[GOAL OF THE EXERCISE] Read the lines below and count those that have the word "masyarakat". Respond with the number only.

=== STORED ROWS ===

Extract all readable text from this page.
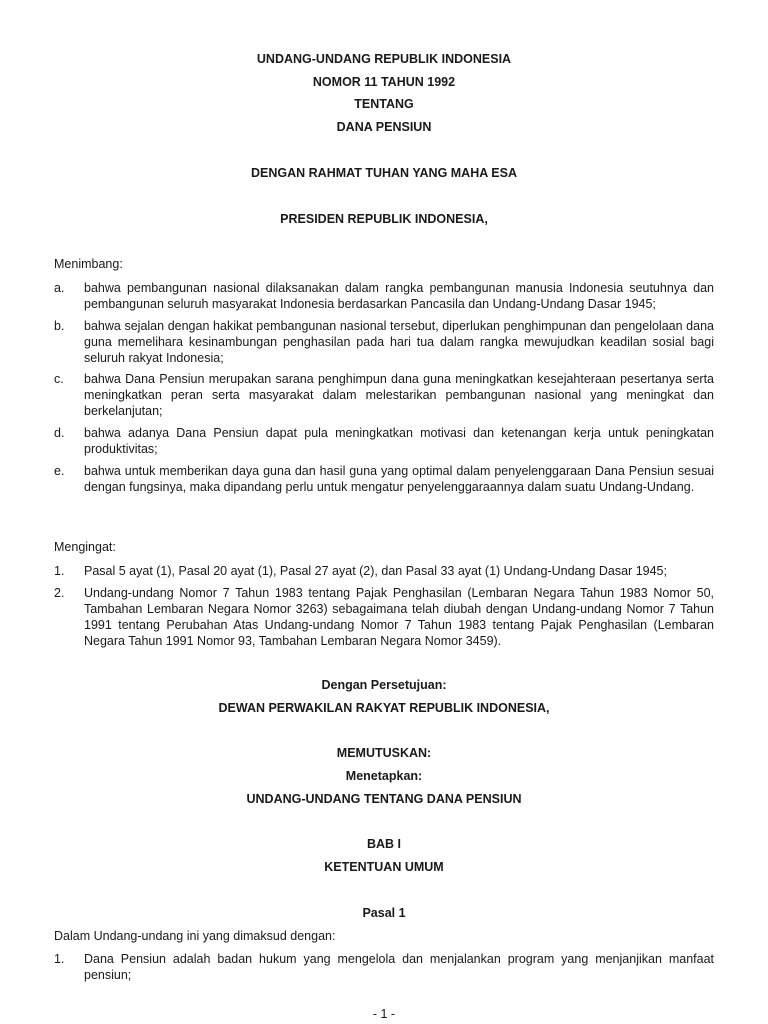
UNDANG-UNDANG REPUBLIK INDONESIA
NOMOR 11 TAHUN 1992
TENTANG
DANA PENSIUN
DENGAN RAHMAT TUHAN YANG MAHA ESA
PRESIDEN REPUBLIK INDONESIA,
Menimbang:
a.	bahwa pembangunan nasional dilaksanakan dalam rangka pembangunan manusia Indonesia seutuhnya dan pembangunan seluruh masyarakat Indonesia berdasarkan Pancasila dan Undang-Undang Dasar 1945;
b.	bahwa sejalan dengan hakikat pembangunan nasional tersebut, diperlukan penghimpunan dan pengelolaan dana guna memelihara kesinambungan penghasilan pada hari tua dalam rangka mewujudkan keadilan sosial bagi seluruh rakyat Indonesia;
c.	bahwa Dana Pensiun merupakan sarana penghimpun dana guna meningkatkan kesejahteraan pesertanya serta meningkatkan peran serta masyarakat dalam melestarikan pembangunan nasional yang meningkat dan berkelanjutan;
d.	bahwa adanya Dana Pensiun dapat pula meningkatkan motivasi dan ketenangan kerja untuk peningkatan produktivitas;
e.	bahwa untuk memberikan daya guna dan hasil guna yang optimal dalam penyelenggaraan Dana Pensiun sesuai dengan fungsinya, maka dipandang perlu untuk mengatur penyelenggaraannya dalam suatu Undang-Undang.
Mengingat:
1.	Pasal 5 ayat (1), Pasal 20 ayat (1), Pasal 27 ayat (2), dan Pasal 33 ayat (1) Undang-Undang Dasar 1945;
2.	Undang-undang Nomor 7 Tahun 1983 tentang Pajak Penghasilan (Lembaran Negara Tahun 1983 Nomor 50, Tambahan Lembaran Negara Nomor 3263) sebagaimana telah diubah dengan Undang-undang Nomor 7 Tahun 1991 tentang Perubahan Atas Undang-undang Nomor 7 Tahun 1983 tentang Pajak Penghasilan (Lembaran Negara Tahun 1991 Nomor 93, Tambahan Lembaran Negara Nomor 3459).
Dengan Persetujuan:
DEWAN PERWAKILAN RAKYAT REPUBLIK INDONESIA,
MEMUTUSKAN:
Menetapkan:
UNDANG-UNDANG TENTANG DANA PENSIUN
BAB I
KETENTUAN UMUM
Pasal 1
Dalam Undang-undang ini yang dimaksud dengan:
1.	Dana Pensiun adalah badan hukum yang mengelola dan menjalankan program yang menjanjikan manfaat pensiun;
- 1 -
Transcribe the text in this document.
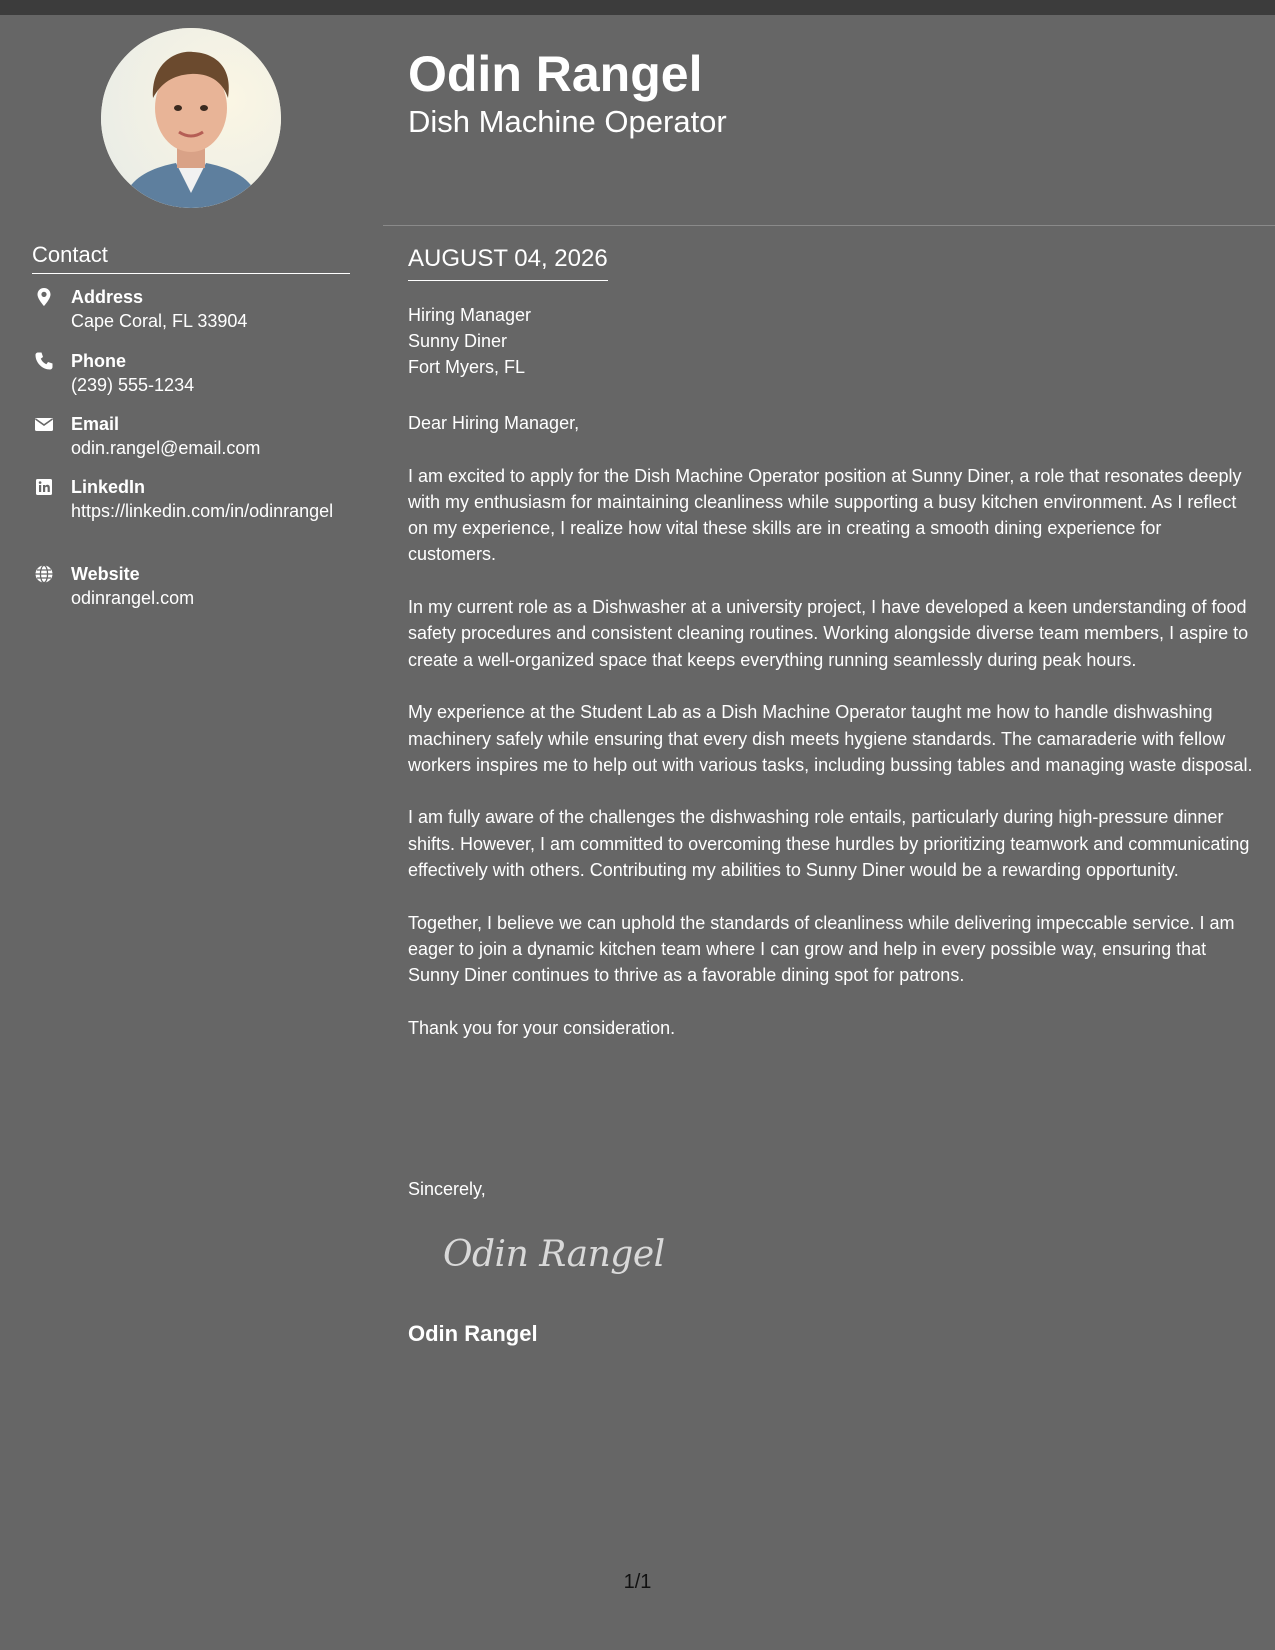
Contact
Address
Cape Coral, FL 33904
Phone
(239) 555-1234
Email
odin.rangel@email.com
LinkedIn
https://linkedin.com/in/odinrangel
Website
odinrangel.com
Odin Rangel
Dish Machine Operator
AUGUST 04, 2026
Hiring Manager
Sunny Diner
Fort Myers, FL

Dear Hiring Manager,

I am excited to apply for the Dish Machine Operator position at Sunny Diner, a role that resonates deeply with my enthusiasm for maintaining cleanliness while supporting a busy kitchen environment. As I reflect on my experience, I realize how vital these skills are in creating a smooth dining experience for customers.

In my current role as a Dishwasher at a university project, I have developed a keen understanding of food safety procedures and consistent cleaning routines. Working alongside diverse team members, I aspire to create a well-organized space that keeps everything running seamlessly during peak hours.

My experience at the Student Lab as a Dish Machine Operator taught me how to handle dishwashing machinery safely while ensuring that every dish meets hygiene standards. The camaraderie with fellow workers inspires me to help out with various tasks, including bussing tables and managing waste disposal.

I am fully aware of the challenges the dishwashing role entails, particularly during high-pressure dinner shifts. However, I am committed to overcoming these hurdles by prioritizing teamwork and communicating effectively with others. Contributing my abilities to Sunny Diner would be a rewarding opportunity.

Together, I believe we can uphold the standards of cleanliness while delivering impeccable service. I am eager to join a dynamic kitchen team where I can grow and help in every possible way, ensuring that Sunny Diner continues to thrive as a favorable dining spot for patrons.

Thank you for your consideration.

Sincerely,
Odin Rangel
Odin Rangel
1/1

===

[OUTPUT FOR THIS EXERCISE] 2